*THE TASK*. Switch "error-bar" to "uncertainty-bar" throughout the records from the line with "histogram-series [82, 121, 684, 452]" up to and including the line with "y-tick-label: 2.0 [38, 104, 73, 129]". Return only those lines, with everything else left unchanged.
# # # # # # #
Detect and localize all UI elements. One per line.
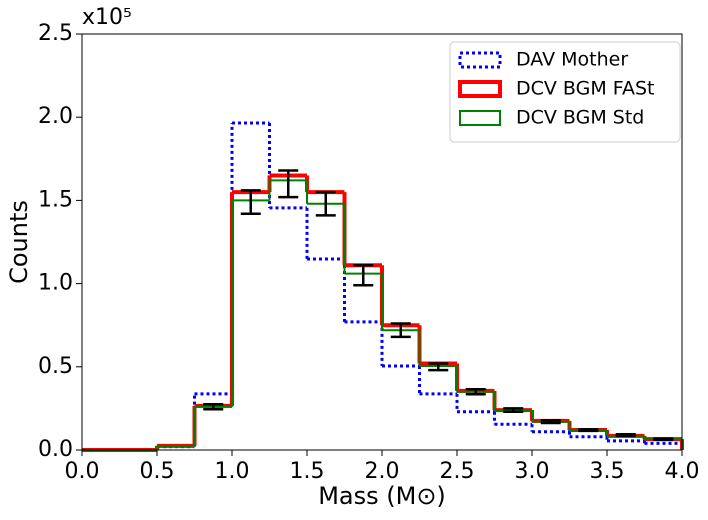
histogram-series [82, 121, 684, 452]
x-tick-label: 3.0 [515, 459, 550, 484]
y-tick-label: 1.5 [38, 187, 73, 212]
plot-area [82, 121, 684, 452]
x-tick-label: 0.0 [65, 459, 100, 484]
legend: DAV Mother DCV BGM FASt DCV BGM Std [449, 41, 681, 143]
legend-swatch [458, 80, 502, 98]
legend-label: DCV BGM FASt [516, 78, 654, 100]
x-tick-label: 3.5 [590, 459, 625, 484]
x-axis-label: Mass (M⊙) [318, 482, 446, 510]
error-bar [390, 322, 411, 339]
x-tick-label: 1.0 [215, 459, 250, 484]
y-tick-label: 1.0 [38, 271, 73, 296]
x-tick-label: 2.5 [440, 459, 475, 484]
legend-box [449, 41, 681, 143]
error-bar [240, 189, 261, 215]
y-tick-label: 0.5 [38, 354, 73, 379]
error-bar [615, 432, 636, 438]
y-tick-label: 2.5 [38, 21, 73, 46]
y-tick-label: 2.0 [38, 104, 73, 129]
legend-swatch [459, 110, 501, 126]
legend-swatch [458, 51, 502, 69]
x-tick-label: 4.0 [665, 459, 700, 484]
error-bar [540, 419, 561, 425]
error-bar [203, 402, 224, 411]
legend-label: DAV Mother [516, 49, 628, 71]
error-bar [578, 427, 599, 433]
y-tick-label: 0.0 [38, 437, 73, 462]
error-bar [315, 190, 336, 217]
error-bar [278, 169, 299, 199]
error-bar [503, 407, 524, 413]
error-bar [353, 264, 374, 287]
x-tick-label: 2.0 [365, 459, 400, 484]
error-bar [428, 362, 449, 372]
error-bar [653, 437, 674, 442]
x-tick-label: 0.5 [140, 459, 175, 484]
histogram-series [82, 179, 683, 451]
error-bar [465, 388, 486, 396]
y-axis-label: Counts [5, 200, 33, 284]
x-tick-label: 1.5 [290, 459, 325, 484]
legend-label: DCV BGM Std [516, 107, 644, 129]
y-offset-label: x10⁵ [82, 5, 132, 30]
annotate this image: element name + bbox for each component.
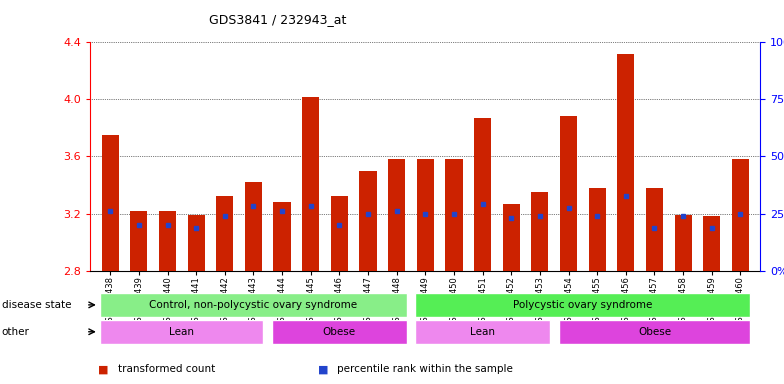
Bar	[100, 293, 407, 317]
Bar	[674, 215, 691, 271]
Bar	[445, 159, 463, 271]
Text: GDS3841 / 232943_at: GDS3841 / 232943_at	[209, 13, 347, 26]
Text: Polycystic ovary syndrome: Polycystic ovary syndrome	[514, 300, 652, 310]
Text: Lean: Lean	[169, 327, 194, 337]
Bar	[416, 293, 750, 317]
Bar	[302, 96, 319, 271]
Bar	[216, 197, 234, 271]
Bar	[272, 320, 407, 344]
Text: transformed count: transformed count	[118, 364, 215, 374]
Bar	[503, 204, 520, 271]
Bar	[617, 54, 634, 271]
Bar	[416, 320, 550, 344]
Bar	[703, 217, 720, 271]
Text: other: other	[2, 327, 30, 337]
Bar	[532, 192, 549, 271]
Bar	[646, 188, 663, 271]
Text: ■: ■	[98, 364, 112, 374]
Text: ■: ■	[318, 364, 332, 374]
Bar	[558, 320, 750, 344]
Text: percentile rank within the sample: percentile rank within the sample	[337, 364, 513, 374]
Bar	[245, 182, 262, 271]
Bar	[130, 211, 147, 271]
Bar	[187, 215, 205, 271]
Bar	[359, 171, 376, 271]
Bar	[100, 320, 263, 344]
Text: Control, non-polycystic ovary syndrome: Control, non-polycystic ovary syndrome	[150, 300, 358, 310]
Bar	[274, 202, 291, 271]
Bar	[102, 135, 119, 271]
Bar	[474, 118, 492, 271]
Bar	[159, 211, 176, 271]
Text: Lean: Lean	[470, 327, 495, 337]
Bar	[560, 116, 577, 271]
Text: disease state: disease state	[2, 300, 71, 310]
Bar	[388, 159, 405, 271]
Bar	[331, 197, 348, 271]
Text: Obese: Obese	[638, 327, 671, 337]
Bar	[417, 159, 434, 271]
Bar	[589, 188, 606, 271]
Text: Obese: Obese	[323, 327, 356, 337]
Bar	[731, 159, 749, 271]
# # # # # # #
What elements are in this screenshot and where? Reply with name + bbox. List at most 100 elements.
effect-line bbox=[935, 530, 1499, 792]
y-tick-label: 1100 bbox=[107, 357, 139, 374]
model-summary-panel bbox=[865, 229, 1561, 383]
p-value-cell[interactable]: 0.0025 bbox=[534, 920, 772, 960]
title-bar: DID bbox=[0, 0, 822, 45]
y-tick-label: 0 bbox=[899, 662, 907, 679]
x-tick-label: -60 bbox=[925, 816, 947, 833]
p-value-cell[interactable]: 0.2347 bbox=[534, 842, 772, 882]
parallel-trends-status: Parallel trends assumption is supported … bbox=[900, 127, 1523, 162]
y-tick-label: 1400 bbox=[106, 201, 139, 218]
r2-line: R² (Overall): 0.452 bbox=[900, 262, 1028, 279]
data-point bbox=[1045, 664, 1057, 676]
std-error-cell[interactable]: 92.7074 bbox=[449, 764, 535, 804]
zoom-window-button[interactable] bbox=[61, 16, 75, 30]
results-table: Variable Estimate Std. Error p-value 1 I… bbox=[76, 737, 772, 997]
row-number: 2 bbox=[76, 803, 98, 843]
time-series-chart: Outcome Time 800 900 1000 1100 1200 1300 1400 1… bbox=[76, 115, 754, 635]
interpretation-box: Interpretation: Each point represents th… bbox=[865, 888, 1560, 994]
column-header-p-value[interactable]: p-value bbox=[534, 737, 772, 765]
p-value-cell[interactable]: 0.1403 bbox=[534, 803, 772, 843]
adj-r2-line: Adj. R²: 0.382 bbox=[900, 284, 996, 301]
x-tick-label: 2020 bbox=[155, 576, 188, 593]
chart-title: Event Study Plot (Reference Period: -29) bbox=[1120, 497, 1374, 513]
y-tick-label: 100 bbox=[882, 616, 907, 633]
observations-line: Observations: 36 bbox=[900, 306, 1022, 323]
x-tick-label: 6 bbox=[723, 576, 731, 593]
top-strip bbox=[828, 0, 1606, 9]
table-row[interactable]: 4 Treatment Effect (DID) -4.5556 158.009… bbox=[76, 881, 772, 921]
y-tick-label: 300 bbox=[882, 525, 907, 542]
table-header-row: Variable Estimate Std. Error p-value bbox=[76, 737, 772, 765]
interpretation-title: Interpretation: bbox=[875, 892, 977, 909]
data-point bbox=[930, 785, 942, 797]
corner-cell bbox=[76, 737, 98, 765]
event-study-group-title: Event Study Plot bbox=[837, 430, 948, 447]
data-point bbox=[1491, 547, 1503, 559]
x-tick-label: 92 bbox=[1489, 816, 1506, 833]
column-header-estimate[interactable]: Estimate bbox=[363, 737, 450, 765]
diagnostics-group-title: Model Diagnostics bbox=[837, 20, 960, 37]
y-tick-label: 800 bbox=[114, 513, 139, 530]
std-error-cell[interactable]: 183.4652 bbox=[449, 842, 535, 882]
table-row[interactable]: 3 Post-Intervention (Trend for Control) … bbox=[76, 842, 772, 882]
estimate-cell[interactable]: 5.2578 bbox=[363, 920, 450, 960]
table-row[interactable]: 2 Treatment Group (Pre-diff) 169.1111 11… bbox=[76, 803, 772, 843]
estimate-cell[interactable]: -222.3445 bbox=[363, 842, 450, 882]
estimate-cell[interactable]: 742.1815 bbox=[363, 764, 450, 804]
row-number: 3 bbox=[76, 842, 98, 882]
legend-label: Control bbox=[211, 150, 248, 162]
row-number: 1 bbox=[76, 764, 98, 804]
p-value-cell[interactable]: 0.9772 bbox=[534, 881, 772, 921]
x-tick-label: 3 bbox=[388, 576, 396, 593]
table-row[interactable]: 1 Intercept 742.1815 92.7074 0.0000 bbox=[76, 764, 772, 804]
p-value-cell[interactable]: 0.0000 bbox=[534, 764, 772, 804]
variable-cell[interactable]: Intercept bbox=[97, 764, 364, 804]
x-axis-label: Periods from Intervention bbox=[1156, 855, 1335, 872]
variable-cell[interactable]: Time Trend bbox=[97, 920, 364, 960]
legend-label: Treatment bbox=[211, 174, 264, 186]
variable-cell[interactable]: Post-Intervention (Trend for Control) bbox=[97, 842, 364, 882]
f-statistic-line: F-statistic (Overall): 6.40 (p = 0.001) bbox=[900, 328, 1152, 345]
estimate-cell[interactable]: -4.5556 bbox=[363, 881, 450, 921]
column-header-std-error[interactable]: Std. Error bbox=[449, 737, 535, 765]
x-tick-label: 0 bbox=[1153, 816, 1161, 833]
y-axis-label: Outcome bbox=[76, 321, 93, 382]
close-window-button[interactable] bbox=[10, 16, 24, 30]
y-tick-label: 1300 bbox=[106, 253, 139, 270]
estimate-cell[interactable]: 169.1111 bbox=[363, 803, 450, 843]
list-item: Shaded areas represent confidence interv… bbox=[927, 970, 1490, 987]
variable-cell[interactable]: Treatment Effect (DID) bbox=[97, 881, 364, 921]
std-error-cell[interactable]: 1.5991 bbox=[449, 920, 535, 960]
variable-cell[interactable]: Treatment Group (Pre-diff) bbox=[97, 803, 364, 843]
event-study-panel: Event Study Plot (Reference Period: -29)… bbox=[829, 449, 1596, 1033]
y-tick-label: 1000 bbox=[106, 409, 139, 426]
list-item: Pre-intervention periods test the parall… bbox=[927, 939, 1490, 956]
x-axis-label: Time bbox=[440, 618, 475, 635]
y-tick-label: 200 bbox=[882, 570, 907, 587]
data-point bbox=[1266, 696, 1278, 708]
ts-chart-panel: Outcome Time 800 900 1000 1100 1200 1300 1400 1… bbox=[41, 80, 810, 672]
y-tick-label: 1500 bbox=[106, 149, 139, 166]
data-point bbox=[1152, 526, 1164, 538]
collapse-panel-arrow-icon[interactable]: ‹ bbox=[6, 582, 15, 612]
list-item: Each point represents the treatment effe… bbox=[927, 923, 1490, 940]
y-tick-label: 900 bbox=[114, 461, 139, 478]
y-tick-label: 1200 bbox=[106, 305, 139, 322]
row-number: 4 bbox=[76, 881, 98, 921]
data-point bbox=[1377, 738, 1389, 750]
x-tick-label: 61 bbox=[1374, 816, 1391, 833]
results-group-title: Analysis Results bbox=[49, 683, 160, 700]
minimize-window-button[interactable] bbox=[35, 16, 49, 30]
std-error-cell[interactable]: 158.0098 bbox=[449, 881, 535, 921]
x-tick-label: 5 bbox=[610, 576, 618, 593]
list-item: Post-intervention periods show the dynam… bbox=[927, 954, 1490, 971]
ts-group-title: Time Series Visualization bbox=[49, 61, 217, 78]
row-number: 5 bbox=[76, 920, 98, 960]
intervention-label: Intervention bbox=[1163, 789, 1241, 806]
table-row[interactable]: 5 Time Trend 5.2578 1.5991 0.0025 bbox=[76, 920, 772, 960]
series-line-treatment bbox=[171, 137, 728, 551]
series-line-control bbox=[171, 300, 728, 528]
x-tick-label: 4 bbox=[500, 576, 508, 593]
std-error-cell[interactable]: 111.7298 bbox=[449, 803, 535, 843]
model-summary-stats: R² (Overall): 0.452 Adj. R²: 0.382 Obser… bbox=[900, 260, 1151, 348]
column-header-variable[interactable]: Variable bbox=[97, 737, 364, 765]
# # # # # # #
*FULL ANSWER*.
histogram-series [82, 121, 684, 452]
x-tick-label: 3.0 [515, 459, 550, 484]
y-tick-label: 1.5 [38, 187, 73, 212]
plot-area [82, 121, 684, 452]
x-tick-label: 0.0 [65, 459, 100, 484]
legend: DAV Mother DCV BGM FASt DCV BGM Std [449, 41, 681, 143]
legend-swatch [458, 80, 502, 98]
legend-label: DCV BGM FASt [516, 78, 654, 100]
x-tick-label: 3.5 [590, 459, 625, 484]
x-axis-label: Mass (M⊙) [318, 482, 446, 510]
uncertainty-bar [390, 322, 411, 339]
x-tick-label: 1.0 [215, 459, 250, 484]
y-tick-label: 1.0 [38, 271, 73, 296]
x-tick-label: 2.5 [440, 459, 475, 484]
legend-box [449, 41, 681, 143]
uncertainty-bar [240, 189, 261, 215]
y-tick-label: 0.5 [38, 354, 73, 379]
uncertainty-bar [615, 432, 636, 438]
y-tick-label: 2.5 [38, 21, 73, 46]
y-tick-label: 2.0 [38, 104, 73, 129]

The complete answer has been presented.